__THE DATA__
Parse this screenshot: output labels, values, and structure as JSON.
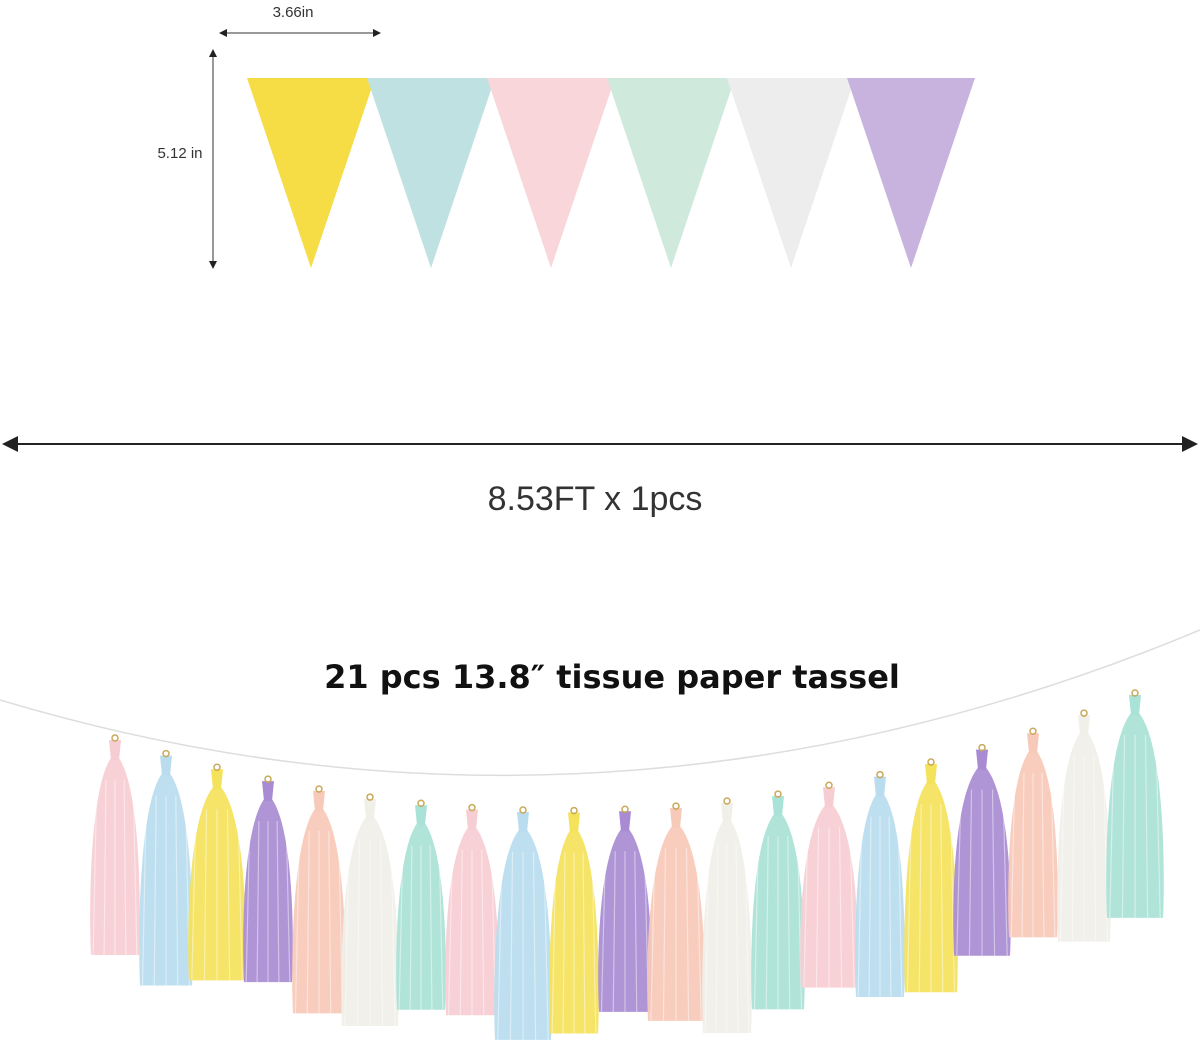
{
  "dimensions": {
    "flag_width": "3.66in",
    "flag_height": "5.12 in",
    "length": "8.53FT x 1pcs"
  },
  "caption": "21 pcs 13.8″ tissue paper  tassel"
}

__WHAT YOU NEED TO DO__
Write out the entries again, exactly as given, skipping any images.

__COMPLETE OUTPUT__
Parse this screenshot: output labels, values, and structure as JSON.
{
  "dimensions": {
    "flag_width": "3.66in",
    "flag_height": "5.12 in",
    "length": "8.53FT x 1pcs"
  },
  "caption": "21 pcs 13.8″ tissue paper  tassel"
}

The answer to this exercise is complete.